• WHAT THIS TASK INVOLVES:
Copy every line of the data that includes the string "proportion".

(Items listed in a dataset)
(begin)

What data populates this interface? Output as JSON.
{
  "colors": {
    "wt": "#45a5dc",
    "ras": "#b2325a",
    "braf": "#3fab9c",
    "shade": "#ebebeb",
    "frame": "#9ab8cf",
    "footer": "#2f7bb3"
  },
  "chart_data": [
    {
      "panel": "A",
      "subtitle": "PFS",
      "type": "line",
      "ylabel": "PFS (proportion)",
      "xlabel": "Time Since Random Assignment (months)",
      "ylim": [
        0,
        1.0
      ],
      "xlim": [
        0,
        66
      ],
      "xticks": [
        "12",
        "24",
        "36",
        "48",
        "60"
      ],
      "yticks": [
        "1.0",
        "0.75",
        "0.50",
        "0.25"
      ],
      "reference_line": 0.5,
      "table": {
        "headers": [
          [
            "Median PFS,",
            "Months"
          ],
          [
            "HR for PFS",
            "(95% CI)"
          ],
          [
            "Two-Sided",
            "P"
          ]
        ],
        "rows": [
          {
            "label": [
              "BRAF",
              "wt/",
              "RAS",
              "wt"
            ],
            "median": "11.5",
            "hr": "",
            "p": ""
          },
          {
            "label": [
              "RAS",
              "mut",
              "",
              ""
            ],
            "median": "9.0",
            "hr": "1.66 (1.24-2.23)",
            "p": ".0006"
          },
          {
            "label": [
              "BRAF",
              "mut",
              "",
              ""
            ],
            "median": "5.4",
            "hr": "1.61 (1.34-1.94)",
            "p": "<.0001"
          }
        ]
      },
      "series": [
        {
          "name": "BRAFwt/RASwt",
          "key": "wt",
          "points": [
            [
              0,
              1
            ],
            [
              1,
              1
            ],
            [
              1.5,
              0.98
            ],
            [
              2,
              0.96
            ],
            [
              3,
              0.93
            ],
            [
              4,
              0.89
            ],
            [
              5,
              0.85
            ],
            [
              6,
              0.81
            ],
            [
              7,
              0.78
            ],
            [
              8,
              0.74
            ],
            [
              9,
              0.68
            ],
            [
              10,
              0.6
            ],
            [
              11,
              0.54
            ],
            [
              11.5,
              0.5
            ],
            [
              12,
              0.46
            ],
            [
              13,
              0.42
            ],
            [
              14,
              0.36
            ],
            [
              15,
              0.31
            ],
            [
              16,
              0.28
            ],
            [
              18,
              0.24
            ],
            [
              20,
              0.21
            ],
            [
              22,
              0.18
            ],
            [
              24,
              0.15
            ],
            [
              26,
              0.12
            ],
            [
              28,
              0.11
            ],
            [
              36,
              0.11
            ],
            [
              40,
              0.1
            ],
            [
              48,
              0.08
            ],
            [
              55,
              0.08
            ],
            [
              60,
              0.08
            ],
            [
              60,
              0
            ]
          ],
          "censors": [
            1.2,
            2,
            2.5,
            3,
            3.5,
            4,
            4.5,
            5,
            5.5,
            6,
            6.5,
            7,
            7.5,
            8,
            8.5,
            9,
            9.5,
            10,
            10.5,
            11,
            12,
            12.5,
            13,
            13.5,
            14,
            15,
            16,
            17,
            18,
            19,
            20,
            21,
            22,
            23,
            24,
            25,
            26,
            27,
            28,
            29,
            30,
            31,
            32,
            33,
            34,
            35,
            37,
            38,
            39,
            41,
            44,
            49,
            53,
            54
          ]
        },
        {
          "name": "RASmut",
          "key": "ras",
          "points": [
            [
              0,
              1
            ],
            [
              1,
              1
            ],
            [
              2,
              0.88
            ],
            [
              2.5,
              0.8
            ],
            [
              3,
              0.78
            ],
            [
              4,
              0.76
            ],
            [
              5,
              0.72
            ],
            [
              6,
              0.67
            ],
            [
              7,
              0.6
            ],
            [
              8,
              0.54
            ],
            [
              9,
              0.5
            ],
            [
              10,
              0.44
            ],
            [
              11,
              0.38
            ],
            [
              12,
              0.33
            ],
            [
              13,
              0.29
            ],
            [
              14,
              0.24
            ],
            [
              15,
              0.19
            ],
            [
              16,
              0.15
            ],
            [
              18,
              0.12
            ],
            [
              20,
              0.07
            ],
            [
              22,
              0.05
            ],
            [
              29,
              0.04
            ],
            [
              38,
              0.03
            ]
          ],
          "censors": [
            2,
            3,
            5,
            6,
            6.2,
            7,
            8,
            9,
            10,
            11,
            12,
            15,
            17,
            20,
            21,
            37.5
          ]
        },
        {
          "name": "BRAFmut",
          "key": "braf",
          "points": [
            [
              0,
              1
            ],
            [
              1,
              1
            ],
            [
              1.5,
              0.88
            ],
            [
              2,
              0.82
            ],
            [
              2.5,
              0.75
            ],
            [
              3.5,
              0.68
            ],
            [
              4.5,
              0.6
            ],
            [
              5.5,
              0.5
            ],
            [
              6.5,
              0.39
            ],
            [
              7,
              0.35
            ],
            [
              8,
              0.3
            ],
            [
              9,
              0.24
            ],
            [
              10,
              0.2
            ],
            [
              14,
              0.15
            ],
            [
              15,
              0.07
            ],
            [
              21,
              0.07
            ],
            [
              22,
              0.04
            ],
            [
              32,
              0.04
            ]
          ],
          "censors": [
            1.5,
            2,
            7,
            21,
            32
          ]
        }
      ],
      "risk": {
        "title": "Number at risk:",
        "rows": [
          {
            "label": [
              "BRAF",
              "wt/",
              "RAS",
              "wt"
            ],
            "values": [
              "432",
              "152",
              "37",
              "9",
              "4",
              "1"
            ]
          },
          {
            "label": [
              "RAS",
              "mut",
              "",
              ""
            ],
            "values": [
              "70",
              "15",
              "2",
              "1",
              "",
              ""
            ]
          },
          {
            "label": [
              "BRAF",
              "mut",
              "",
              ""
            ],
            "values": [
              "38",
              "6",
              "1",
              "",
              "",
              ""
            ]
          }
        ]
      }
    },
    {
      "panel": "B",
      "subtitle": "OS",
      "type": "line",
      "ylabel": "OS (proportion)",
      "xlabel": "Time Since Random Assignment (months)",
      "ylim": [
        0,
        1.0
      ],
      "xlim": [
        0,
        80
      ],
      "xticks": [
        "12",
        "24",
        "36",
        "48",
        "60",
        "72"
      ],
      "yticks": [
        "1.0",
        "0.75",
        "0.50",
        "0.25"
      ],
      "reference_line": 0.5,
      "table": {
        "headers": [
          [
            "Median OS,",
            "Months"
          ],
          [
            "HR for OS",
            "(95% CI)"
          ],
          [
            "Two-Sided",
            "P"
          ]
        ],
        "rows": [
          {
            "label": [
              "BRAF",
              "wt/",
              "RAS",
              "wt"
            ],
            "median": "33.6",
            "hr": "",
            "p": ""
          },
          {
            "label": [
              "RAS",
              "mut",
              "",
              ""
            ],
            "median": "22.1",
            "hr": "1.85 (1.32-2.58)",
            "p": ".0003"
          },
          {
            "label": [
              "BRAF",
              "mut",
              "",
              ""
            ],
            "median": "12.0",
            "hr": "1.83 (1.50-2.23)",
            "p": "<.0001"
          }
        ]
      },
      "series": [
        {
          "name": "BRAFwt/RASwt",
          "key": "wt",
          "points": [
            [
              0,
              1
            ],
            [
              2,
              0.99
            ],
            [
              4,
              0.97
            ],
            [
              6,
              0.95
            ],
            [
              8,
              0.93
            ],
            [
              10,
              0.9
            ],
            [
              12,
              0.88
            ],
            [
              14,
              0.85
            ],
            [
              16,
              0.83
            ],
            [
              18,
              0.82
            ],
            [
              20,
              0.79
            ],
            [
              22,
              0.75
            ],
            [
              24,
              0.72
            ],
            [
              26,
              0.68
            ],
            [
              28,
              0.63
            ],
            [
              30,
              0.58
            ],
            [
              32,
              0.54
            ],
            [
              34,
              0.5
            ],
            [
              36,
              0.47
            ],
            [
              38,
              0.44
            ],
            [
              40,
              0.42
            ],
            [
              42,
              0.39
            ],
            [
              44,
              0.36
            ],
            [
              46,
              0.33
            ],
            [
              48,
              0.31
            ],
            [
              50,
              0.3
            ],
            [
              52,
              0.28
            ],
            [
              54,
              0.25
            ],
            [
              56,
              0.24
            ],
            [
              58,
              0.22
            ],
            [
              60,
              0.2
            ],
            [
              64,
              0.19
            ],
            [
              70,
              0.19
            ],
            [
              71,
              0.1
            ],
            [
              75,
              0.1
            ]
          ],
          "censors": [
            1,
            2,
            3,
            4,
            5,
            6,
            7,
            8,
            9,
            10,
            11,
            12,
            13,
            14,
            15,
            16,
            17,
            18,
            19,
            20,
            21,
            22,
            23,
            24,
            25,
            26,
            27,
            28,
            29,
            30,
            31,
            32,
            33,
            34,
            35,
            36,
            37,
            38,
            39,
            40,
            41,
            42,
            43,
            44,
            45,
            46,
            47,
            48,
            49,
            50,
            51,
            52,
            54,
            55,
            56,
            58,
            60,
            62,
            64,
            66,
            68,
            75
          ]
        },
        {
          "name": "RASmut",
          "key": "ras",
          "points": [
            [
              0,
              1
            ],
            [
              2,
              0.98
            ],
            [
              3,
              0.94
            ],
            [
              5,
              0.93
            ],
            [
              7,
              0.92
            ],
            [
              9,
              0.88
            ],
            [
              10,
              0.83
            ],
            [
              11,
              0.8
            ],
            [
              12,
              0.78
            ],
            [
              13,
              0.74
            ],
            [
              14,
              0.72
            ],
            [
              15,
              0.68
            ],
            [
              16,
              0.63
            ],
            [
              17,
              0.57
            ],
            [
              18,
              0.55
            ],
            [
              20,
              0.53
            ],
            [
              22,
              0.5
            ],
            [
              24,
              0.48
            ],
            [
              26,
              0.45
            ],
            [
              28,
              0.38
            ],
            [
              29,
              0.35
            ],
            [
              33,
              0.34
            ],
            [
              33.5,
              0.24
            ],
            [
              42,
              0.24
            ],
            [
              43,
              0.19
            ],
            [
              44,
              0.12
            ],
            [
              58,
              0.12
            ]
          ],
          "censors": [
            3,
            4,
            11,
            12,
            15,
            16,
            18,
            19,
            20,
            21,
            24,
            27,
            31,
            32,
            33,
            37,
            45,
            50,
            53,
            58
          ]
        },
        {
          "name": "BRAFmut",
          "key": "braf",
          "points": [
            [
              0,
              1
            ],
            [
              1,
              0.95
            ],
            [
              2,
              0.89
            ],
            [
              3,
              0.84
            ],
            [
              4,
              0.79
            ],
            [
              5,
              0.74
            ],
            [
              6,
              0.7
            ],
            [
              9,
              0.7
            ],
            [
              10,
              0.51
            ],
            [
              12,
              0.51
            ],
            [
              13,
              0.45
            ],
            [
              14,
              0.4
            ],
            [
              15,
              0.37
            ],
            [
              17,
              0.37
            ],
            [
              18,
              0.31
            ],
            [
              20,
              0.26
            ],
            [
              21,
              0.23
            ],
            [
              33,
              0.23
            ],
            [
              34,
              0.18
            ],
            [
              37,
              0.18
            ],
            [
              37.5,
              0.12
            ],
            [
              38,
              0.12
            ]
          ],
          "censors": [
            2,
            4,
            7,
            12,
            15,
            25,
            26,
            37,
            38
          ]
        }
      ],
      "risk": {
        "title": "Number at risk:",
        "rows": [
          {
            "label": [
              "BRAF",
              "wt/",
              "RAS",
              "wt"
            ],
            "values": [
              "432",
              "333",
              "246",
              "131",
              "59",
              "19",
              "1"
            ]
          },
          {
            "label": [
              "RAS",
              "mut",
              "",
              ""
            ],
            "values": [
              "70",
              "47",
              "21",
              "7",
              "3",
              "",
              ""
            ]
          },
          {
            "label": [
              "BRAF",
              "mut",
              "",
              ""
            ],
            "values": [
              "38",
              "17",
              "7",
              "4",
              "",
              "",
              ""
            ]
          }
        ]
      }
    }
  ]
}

(end)

• OUTPUT OF THE EXERCISE:
      "ylabel": "PFS (proportion)",
      "ylabel": "OS (proportion)",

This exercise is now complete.